- _Exercise_: Across the listing below, state how many lines hold the string "exosomes"; write nothing but that number.

- _Dataset extract_:

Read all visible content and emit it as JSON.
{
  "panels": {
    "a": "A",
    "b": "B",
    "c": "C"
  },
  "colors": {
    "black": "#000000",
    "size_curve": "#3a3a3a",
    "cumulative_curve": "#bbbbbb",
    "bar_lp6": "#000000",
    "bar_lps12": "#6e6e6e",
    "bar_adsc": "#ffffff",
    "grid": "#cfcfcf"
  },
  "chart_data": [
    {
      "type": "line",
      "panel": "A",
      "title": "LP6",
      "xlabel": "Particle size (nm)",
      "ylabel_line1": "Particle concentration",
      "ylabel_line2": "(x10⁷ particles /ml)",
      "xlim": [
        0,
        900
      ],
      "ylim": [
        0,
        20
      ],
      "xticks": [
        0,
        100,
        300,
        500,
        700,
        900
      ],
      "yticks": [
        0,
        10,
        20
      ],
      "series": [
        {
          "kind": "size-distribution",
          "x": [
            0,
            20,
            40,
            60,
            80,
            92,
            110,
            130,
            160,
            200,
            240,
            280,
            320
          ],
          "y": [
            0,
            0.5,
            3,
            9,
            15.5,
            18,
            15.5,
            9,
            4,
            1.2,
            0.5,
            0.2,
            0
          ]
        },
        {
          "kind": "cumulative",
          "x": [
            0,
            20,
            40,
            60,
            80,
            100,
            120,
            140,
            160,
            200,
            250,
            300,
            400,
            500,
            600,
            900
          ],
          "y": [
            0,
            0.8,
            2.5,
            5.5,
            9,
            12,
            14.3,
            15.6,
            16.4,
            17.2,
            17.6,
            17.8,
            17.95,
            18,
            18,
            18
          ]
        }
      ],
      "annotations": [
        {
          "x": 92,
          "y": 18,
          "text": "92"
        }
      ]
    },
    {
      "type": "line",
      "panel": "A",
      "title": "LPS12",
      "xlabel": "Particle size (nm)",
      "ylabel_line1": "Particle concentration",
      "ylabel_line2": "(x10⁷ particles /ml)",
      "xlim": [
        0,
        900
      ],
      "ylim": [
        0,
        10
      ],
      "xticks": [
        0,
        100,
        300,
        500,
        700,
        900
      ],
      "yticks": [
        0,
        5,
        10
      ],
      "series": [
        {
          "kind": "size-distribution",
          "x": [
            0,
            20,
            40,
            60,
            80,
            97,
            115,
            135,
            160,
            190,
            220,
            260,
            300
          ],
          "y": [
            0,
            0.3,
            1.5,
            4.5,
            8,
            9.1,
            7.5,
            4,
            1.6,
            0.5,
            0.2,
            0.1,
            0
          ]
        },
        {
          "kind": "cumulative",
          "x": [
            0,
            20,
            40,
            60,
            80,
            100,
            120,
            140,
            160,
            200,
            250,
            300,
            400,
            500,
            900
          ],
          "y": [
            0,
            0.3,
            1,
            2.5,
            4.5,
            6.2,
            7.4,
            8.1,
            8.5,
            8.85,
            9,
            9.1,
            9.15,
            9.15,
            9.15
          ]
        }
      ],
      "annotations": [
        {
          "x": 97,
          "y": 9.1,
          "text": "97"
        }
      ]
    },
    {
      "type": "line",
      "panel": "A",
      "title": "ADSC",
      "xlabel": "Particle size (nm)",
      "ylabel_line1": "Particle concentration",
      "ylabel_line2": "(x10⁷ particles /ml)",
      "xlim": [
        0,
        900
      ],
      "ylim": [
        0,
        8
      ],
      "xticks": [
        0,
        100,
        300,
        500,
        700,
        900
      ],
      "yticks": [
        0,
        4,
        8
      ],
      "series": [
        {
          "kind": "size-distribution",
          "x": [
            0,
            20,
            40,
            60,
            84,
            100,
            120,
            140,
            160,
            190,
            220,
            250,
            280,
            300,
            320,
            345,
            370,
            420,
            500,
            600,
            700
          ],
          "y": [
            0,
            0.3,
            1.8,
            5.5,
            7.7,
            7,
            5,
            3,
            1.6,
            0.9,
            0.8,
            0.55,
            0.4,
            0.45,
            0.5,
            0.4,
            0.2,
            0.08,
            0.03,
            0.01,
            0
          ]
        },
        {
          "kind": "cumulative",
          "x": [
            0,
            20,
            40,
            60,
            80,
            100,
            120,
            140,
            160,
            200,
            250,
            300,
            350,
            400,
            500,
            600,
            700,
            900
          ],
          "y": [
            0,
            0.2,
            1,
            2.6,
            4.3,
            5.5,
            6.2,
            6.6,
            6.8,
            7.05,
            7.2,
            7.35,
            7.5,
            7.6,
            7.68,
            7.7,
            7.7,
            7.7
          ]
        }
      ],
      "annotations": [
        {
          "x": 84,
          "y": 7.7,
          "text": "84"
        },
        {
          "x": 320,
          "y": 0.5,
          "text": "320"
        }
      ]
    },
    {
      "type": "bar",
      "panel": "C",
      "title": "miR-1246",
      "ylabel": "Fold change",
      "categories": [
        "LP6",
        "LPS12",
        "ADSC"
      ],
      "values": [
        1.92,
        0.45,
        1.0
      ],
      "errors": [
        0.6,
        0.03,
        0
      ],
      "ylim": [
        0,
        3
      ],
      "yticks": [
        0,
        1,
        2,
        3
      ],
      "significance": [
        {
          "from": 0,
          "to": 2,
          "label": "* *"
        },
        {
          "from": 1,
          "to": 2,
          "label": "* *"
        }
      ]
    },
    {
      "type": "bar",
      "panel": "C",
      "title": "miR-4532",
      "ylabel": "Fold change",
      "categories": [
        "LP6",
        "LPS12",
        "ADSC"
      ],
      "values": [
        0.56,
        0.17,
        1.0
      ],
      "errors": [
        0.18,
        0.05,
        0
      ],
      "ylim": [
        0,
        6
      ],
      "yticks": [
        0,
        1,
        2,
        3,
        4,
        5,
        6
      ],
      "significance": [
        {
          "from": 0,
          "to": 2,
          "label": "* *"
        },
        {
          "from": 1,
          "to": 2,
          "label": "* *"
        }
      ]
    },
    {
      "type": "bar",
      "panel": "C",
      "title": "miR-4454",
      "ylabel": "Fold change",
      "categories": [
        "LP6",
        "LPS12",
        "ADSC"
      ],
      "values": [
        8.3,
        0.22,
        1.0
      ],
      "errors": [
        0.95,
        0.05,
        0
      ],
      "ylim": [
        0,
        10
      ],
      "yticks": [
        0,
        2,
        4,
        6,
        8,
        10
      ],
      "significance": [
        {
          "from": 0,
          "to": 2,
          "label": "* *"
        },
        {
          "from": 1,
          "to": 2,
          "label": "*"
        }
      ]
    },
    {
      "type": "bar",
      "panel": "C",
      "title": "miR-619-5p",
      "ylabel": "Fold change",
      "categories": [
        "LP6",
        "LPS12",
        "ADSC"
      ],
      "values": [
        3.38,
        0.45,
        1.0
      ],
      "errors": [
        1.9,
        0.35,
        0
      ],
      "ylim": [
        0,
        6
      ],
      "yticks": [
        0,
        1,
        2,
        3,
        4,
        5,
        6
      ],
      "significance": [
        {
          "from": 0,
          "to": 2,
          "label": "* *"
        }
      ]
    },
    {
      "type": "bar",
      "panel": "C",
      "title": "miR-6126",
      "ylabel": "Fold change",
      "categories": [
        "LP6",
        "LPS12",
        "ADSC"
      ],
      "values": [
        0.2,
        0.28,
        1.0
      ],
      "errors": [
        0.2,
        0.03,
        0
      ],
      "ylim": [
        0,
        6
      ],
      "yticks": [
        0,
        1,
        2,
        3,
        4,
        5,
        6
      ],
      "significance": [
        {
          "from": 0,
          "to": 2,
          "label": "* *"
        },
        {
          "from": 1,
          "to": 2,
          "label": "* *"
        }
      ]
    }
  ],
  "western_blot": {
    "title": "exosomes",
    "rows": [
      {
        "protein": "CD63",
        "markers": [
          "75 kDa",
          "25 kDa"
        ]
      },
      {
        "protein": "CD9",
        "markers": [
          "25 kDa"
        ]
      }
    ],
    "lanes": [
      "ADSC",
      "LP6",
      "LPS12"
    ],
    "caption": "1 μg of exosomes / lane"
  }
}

- _Answer box_: 2